- [Activity]
Please answer these from the pancreas segmentation model description:
1. How many training images were used?
2. What is the actual model input size?
3. What mean Dice score does the model achieve on the validation data?

- [Extract to read]
+ + + + +

---
tags:
- monai
- medical
library_name: monai
license: apache-2.0
---
# Description
A neural architecture search algorithm for volumetric (3D) segmentation of the pancreas and pancreatic tumor from CT image.

# Model Overview
This model is trained using the state-of-the-art algorithm [1] of the "Medical Segmentation Decathlon Challenge 2018" with 196 training images, 56 validation images, and 28 testing images.

This model is trained using the neural network model from the neural architecture search algorithm, DiNTS [1].

![image](https://developer.download.nvidia.com/assets/Clara/Images/clara_pt_net_arch_search_segmentation_workflow_4-1.png
)

## Data
The training dataset is Task07_Pancreas.tar from http://medicaldecathlon.com/. And the data list/split can be created with the script `scripts/prepare_datalist.py`.

## Training configuration
The training was performed with at least 16GB-memory GPUs.

Actual Model Input: 96 x 96 x 96

### Neural Architecture Search Configuration
The neural architecture search was performed with the following:

- AMP: True
- Optimizer: SGD
- Initial Learning Rate: 0.025
- Loss: DiceCELoss

### Training Configuration
The training was performed with the following:

- AMP: True
- Optimizer: SGD
- (Initial) Learning Rate: 0.025
- Loss: DiceCELoss
- Note: If out-of-memory or program crash occurs while caching the data set, please change the cache\_rate in CacheDataset to a lower value in the range (0, 1).

The segmentation of pancreas region is formulated as the voxel-wise 3-class classification. Each voxel is predicted as either foreground (pancreas body, tumour) or background. And the model is optimized with gradient descent method minimizing soft dice loss and cross-entropy loss between the predicted mask and ground truth segmentation.

### Data Pre-processing and Augmentation

Input: 1 channel CT image with intensity in HU

- Converting to channel first
- Normalizing and clipping intensities of tissue window to [0,1]
- Cropping foreground surrounding regions
- Cropping random fixed sized regions of size [96, 96, 96] with the center being a foreground or background voxel at ratio 1 : 1
- Randomly rotating volumes
- Randomly zooming volumes
- Randomly smoothing volumes with Gaussian kernels
- Randomly scaling intensity of the volume
- Randomly shifting intensity of the volume
- Randomly adding Gaussian noises
- Randomly flipping volumes

### Sliding-window Inference
Inference is performed in a sliding window manner with a specified stride.

## Input and output formats
Input: 1 channel CT image

Output: 3 channels: Label 2: pancreatic tumor; Label 1: pancreas; Label 0: everything else

## Performance
This model achieves the following Dice score on the validation data (our own split from the training dataset):

Mean Dice = 0.62

Training loss over 3200 epochs (the bright curve is smoothed, and the dark one is the actual curve)

+ + + + +

- [Data for analysis]
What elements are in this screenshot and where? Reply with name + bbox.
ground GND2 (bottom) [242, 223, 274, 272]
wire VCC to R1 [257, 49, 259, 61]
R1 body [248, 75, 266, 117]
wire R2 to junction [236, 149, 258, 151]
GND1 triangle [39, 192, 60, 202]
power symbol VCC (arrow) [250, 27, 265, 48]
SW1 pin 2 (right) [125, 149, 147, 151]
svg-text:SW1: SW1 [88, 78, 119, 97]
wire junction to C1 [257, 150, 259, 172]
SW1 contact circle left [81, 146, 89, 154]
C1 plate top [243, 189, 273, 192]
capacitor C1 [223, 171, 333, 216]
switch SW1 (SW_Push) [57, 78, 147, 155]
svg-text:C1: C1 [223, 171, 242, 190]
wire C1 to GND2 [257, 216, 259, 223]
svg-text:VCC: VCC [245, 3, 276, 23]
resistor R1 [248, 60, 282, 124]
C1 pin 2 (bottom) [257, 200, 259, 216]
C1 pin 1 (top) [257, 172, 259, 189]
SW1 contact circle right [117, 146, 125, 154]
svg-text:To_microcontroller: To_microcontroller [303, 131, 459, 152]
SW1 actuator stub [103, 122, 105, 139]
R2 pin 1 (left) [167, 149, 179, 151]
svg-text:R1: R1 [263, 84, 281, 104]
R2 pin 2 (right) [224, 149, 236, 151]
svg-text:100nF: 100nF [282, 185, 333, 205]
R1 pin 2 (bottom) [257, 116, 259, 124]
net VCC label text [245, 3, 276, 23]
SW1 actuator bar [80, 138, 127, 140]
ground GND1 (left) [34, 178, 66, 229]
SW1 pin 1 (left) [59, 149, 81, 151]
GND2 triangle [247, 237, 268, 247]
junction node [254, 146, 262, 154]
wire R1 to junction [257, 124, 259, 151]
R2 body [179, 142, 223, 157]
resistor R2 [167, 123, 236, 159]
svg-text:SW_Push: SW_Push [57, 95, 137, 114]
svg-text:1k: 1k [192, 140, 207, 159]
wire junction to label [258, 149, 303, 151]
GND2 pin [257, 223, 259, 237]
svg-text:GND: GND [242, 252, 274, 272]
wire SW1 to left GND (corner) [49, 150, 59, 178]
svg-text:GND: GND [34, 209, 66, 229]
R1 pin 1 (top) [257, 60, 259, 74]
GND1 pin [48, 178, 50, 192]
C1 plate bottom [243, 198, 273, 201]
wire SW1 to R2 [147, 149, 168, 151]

+ + + + +

- [Response]
1. 196
2. 96 x 96 x 96
3. 0.62